*WORK TO DO*.
Under this task are some entries; return every one of them exactly.

** begin SUPPLIED INFORMATION **

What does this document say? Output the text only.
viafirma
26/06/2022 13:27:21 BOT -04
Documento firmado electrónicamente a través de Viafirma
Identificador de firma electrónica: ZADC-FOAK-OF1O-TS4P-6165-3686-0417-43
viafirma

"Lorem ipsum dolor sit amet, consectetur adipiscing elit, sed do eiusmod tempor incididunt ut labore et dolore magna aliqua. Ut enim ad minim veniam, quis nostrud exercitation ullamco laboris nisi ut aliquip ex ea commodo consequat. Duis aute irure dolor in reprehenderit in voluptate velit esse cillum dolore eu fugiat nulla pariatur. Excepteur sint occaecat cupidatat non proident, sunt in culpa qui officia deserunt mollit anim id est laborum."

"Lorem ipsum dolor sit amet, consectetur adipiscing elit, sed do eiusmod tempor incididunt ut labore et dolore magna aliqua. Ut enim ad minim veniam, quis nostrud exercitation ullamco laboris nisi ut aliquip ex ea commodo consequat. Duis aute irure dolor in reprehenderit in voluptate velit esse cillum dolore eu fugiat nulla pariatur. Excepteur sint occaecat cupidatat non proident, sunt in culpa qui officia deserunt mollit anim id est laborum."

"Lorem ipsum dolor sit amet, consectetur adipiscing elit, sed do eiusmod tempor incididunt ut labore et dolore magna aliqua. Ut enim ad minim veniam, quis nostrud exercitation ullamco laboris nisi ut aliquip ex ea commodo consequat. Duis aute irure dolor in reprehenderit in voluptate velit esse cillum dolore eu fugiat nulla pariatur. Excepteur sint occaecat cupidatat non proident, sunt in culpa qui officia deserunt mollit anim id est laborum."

** end SUPPLIED INFORMATION **

*RESPONSE TO THIS EXERCISE*.
What does this document say? Output the text only.
viafirma
26/06/2022 13:27:21 BOT -04
Documento firmado electrónicamente a través de Viafirma
Identificador de firma electrónica: ZADC-FOAK-OF1O-TS4P-6165-3686-0417-43
viafirma

"Lorem ipsum dolor sit amet, consectetur adipiscing elit, sed do eiusmod tempor incididunt ut labore et dolore magna aliqua. Ut enim ad minim veniam, quis nostrud exercitation ullamco laboris nisi ut aliquip ex ea commodo consequat. Duis aute irure dolor in reprehenderit in voluptate velit esse cillum dolore eu fugiat nulla pariatur. Excepteur sint occaecat cupidatat non proident, sunt in culpa qui officia deserunt mollit anim id est laborum."

"Lorem ipsum dolor sit amet, consectetur adipiscing elit, sed do eiusmod tempor incididunt ut labore et dolore magna aliqua. Ut enim ad minim veniam, quis nostrud exercitation ullamco laboris nisi ut aliquip ex ea commodo consequat. Duis aute irure dolor in reprehenderit in voluptate velit esse cillum dolore eu fugiat nulla pariatur. Excepteur sint occaecat cupidatat non proident, sunt in culpa qui officia deserunt mollit anim id est laborum."

"Lorem ipsum dolor sit amet, consectetur adipiscing elit, sed do eiusmod tempor incididunt ut labore et dolore magna aliqua. Ut enim ad minim veniam, quis nostrud exercitation ullamco laboris nisi ut aliquip ex ea commodo consequat. Duis aute irure dolor in reprehenderit in voluptate velit esse cillum dolore eu fugiat nulla pariatur. Excepteur sint occaecat cupidatat non proident, sunt in culpa qui officia deserunt mollit anim id est laborum."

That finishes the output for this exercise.